### Exercise requirements
Each record below is to be copied word for word, with pictures removed.

### Data to use
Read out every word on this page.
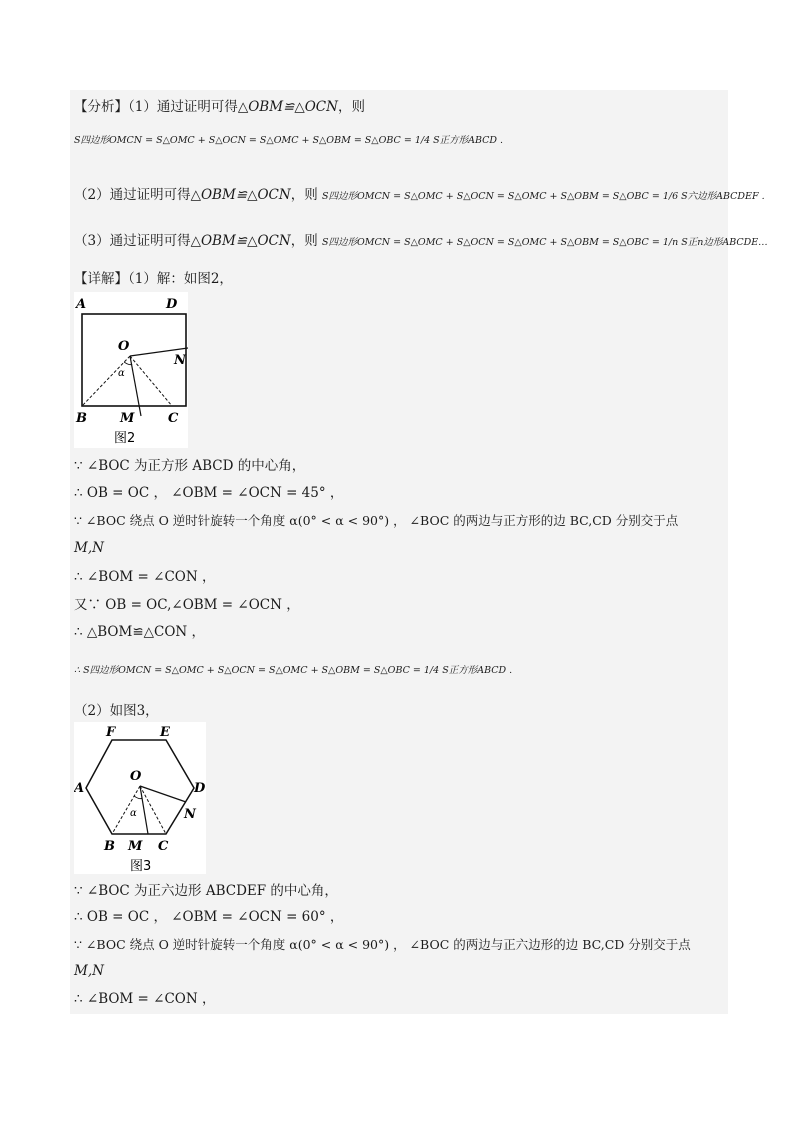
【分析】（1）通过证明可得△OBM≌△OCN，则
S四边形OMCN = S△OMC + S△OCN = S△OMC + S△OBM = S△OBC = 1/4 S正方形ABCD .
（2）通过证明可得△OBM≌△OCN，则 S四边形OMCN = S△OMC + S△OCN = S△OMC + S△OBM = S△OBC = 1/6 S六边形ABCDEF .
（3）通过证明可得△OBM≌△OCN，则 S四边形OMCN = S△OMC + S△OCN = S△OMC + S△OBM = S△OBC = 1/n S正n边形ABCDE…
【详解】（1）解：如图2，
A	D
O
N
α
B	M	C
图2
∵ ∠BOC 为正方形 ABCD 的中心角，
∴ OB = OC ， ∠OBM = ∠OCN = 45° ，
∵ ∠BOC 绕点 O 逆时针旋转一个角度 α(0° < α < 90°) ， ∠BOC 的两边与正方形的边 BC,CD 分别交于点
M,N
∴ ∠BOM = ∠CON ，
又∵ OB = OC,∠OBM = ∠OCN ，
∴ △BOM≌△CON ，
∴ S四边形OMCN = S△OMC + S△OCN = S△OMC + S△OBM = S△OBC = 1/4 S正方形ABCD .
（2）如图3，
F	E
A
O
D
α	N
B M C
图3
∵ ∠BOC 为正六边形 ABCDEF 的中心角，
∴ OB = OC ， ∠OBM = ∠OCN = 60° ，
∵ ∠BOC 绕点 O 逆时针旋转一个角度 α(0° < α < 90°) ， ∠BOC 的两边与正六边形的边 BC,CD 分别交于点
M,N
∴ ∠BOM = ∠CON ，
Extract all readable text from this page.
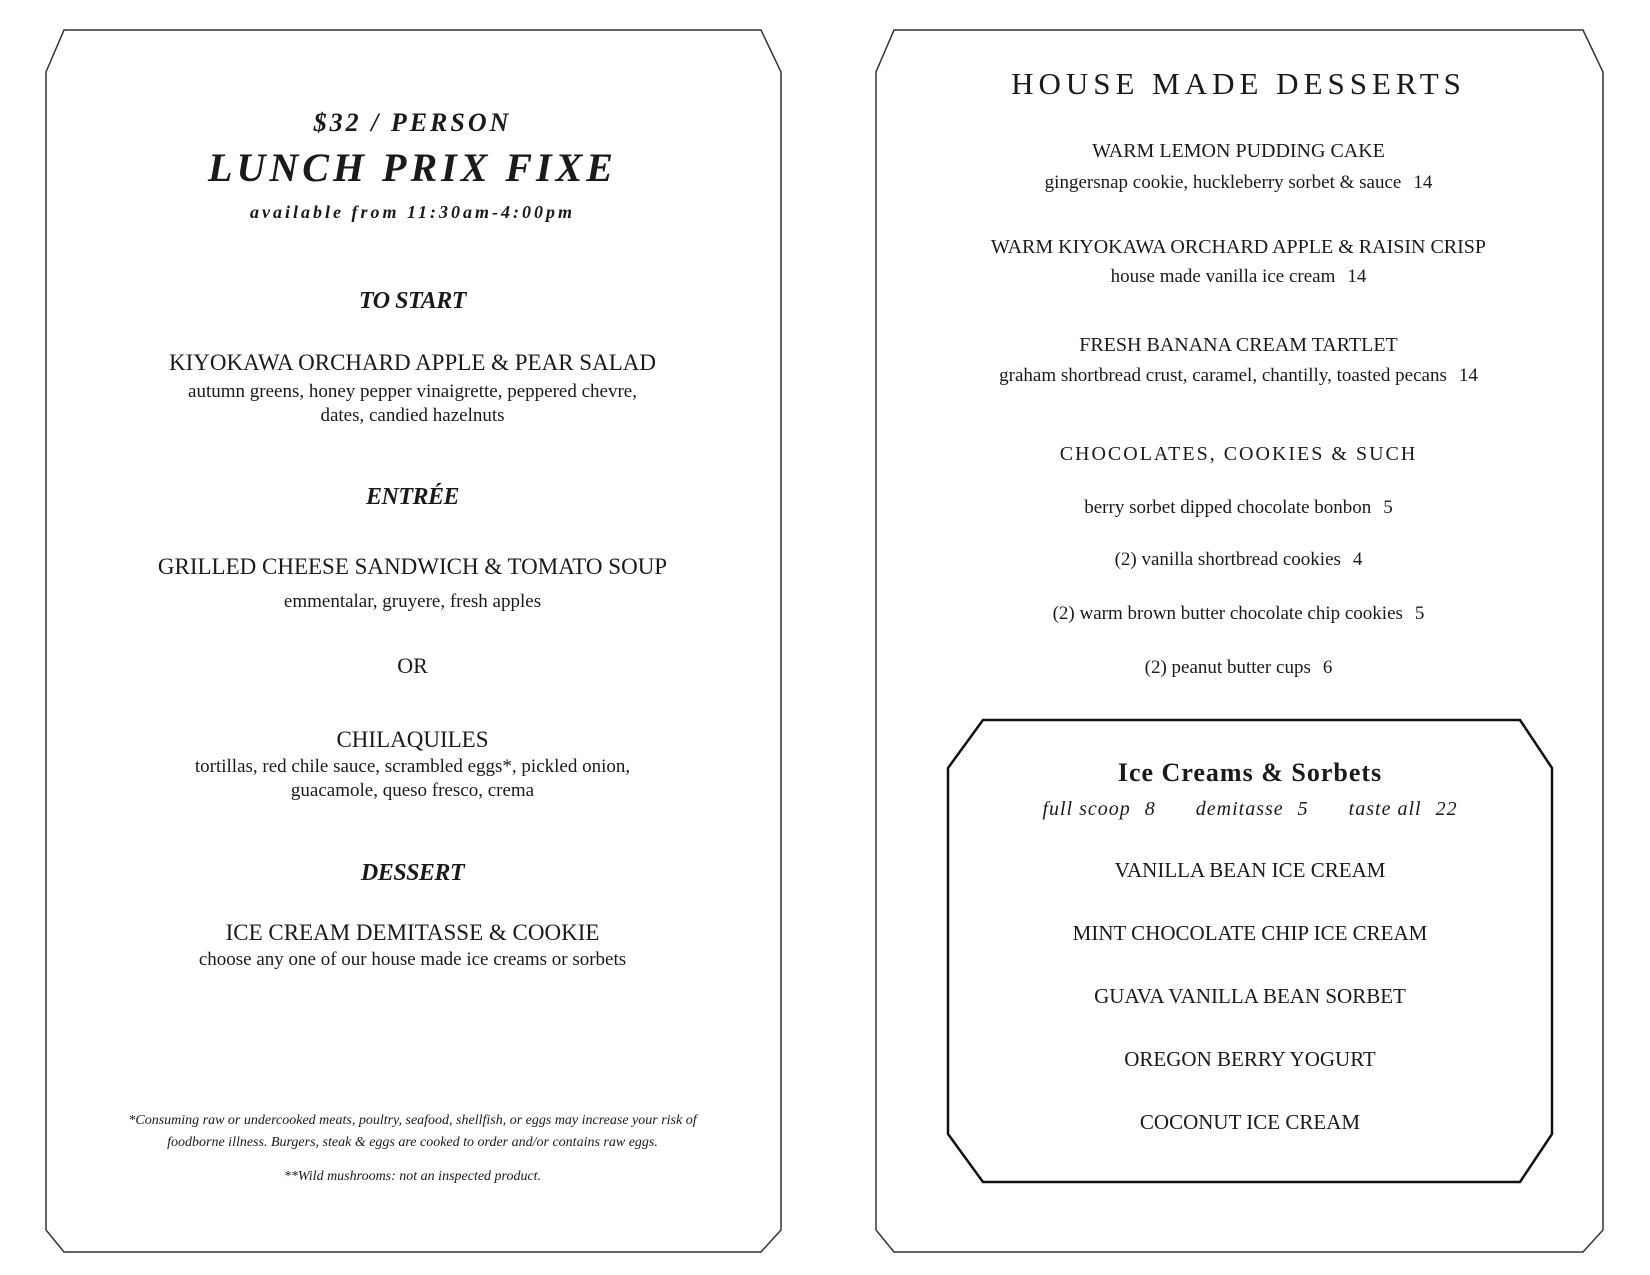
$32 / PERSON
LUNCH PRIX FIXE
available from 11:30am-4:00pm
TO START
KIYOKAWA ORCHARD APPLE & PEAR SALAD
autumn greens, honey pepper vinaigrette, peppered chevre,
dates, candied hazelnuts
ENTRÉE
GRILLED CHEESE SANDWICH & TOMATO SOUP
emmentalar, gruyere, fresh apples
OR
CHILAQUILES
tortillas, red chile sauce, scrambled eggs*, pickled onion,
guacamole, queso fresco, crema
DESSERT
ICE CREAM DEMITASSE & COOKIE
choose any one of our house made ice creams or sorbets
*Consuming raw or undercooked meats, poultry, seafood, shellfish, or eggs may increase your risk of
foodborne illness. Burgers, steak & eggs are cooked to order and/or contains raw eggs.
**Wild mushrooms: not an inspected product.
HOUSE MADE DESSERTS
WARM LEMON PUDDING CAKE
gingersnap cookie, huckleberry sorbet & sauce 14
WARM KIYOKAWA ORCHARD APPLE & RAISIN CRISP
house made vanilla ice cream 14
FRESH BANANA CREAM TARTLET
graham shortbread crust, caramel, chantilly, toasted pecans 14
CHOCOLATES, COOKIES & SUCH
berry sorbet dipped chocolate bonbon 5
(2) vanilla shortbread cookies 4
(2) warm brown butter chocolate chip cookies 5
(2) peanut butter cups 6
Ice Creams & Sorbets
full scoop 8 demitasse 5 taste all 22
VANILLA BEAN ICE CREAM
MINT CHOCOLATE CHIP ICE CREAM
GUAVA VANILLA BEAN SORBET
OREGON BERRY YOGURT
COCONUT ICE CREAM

### Solved exercise
Read out every word on this page.
【分析】（1）通过证明可得△OBM≌△OCN，则
S四边形OMCN = S△OMC + S△OCN = S△OMC + S△OBM = S△OBC = 1/4 S正方形ABCD .
（2）通过证明可得△OBM≌△OCN，则 S四边形OMCN = S△OMC + S△OCN = S△OMC + S△OBM = S△OBC = 1/6 S六边形ABCDEF .
（3）通过证明可得△OBM≌△OCN，则 S四边形OMCN = S△OMC + S△OCN = S△OMC + S△OBM = S△OBC = 1/n S正n边形ABCDE…
【详解】（1）解：如图2，
A	D
O
N
α
B	M	C
图2
∵ ∠BOC 为正方形 ABCD 的中心角，
∴ OB = OC ， ∠OBM = ∠OCN = 45° ，
∵ ∠BOC 绕点 O 逆时针旋转一个角度 α(0° < α < 90°) ， ∠BOC 的两边与正方形的边 BC,CD 分别交于点
M,N
∴ ∠BOM = ∠CON ，
又∵ OB = OC,∠OBM = ∠OCN ，
∴ △BOM≌△CON ，
∴ S四边形OMCN = S△OMC + S△OCN = S△OMC + S△OBM = S△OBC = 1/4 S正方形ABCD .
（2）如图3，
F	E
A
O
D
α	N
B M C
图3
∵ ∠BOC 为正六边形 ABCDEF 的中心角，
∴ OB = OC ， ∠OBM = ∠OCN = 60° ，
∵ ∠BOC 绕点 O 逆时针旋转一个角度 α(0° < α < 90°) ， ∠BOC 的两边与正六边形的边 BC,CD 分别交于点
M,N
∴ ∠BOM = ∠CON ，
Extract all readable text from this page.
$32 / PERSON
LUNCH PRIX FIXE
available from 11:30am-4:00pm
TO START
KIYOKAWA ORCHARD APPLE & PEAR SALAD
autumn greens, honey pepper vinaigrette, peppered chevre,
dates, candied hazelnuts
ENTRÉE
GRILLED CHEESE SANDWICH & TOMATO SOUP
emmentalar, gruyere, fresh apples
OR
CHILAQUILES
tortillas, red chile sauce, scrambled eggs*, pickled onion,
guacamole, queso fresco, crema
DESSERT
ICE CREAM DEMITASSE & COOKIE
choose any one of our house made ice creams or sorbets
*Consuming raw or undercooked meats, poultry, seafood, shellfish, or eggs may increase your risk of
foodborne illness. Burgers, steak & eggs are cooked to order and/or contains raw eggs.
**Wild mushrooms: not an inspected product.
HOUSE MADE DESSERTS
WARM LEMON PUDDING CAKE
gingersnap cookie, huckleberry sorbet & sauce 14
WARM KIYOKAWA ORCHARD APPLE & RAISIN CRISP
house made vanilla ice cream 14
FRESH BANANA CREAM TARTLET
graham shortbread crust, caramel, chantilly, toasted pecans 14
CHOCOLATES, COOKIES & SUCH
berry sorbet dipped chocolate bonbon 5
(2) vanilla shortbread cookies 4
(2) warm brown butter chocolate chip cookies 5
(2) peanut butter cups 6
Ice Creams & Sorbets
full scoop 8 demitasse 5 taste all 22
VANILLA BEAN ICE CREAM
MINT CHOCOLATE CHIP ICE CREAM
GUAVA VANILLA BEAN SORBET
OREGON BERRY YOGURT
COCONUT ICE CREAM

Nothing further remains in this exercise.